Task :: Using the listing below, extract each line that has the word "name" in it.

───── Material

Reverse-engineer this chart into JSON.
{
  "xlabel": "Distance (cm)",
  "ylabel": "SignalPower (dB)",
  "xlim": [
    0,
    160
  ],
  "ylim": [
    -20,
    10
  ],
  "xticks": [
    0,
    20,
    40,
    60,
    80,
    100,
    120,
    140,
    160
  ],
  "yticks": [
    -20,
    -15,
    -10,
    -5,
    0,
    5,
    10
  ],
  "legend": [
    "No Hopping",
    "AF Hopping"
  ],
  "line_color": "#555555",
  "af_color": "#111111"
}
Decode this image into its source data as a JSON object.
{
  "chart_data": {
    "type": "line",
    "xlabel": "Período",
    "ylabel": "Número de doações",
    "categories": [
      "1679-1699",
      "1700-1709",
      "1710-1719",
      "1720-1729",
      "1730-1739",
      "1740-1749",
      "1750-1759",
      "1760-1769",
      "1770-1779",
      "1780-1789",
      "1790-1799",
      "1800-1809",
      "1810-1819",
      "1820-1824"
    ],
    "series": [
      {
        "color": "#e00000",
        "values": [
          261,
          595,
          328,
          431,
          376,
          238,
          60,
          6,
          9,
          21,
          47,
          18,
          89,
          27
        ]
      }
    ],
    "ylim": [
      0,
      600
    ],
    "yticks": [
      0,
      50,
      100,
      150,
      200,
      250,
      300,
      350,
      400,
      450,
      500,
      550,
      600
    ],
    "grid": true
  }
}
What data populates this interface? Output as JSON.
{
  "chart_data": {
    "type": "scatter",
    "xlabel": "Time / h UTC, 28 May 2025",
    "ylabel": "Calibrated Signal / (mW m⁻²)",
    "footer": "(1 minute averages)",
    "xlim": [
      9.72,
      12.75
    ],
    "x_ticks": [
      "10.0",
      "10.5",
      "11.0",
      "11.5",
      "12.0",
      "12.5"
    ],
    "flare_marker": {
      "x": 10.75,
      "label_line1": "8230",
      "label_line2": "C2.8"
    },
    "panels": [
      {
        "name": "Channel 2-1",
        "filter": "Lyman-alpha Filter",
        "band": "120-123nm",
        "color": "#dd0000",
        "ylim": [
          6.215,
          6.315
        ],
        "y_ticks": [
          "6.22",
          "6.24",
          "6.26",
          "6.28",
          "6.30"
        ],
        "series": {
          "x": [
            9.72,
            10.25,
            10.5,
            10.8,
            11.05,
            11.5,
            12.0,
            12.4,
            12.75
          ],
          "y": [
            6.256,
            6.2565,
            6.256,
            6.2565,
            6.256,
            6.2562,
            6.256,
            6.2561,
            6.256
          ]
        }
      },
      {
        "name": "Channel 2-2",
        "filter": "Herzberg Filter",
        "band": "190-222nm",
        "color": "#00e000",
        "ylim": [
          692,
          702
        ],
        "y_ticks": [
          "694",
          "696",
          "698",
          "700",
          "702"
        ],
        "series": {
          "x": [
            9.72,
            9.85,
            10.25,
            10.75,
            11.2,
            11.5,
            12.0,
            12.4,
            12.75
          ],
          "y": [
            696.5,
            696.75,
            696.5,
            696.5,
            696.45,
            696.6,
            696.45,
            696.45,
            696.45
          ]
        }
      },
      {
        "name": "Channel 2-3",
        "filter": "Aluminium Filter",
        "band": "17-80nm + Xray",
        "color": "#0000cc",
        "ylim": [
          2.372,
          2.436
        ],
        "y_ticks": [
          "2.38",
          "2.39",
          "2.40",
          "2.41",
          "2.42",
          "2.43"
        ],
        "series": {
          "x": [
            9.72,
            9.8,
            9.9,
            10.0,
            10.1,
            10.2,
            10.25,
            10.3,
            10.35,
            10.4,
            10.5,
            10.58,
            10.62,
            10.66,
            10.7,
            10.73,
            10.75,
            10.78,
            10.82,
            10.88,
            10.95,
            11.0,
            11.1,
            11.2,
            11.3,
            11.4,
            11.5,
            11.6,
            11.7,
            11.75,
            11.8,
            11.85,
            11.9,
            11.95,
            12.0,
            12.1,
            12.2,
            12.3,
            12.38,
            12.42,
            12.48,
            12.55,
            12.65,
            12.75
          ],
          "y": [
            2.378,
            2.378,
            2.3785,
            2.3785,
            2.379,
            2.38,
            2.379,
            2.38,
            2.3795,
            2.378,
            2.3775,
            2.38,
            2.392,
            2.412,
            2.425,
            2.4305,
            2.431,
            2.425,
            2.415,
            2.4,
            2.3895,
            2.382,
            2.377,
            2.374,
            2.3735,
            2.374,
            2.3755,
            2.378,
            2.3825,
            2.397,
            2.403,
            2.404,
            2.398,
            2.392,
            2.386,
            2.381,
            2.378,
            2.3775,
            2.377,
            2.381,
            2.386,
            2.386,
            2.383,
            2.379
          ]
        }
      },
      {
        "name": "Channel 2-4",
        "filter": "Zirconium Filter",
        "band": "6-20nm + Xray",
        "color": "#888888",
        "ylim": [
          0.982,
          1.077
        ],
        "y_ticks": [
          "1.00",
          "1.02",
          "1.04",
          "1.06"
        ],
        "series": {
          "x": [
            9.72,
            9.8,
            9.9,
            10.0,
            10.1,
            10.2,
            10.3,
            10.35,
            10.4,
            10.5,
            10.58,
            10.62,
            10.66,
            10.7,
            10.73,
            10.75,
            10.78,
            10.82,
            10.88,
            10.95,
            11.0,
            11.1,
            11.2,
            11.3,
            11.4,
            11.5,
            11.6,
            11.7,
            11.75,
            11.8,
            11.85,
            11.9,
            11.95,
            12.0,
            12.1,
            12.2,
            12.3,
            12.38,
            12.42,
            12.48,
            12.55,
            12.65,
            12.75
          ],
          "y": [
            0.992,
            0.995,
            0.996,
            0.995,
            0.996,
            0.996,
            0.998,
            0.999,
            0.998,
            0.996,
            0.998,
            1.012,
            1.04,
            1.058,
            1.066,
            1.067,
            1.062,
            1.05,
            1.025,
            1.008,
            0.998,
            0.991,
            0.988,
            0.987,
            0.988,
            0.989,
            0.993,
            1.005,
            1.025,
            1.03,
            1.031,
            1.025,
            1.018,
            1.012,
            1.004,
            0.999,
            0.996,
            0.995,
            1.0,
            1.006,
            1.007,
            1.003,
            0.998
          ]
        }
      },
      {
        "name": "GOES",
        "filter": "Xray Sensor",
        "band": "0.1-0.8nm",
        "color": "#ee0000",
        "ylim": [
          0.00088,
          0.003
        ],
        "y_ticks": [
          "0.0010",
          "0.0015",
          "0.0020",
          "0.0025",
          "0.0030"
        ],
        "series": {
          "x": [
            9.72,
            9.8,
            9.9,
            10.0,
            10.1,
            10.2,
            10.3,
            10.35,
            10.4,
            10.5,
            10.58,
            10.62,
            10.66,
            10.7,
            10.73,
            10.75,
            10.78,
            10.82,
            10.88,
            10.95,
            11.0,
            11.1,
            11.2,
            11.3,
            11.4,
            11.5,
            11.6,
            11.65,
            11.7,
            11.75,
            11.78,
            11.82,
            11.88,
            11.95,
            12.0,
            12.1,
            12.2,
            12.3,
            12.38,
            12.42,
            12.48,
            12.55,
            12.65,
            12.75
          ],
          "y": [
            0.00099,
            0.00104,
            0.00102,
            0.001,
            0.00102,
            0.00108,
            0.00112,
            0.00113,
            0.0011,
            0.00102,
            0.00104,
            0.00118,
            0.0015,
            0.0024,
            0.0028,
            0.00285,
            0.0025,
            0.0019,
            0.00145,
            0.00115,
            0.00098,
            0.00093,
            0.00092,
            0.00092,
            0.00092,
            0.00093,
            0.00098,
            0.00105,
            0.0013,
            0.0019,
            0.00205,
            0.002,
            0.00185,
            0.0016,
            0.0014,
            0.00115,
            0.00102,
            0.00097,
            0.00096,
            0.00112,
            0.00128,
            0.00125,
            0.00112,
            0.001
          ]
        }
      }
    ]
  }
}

──────────

The response ::
        "name": "Channel 2-1",
        "name": "Channel 2-2",
        "name": "Channel 2-3",
        "name": "Channel 2-4",
        "name": "GOES",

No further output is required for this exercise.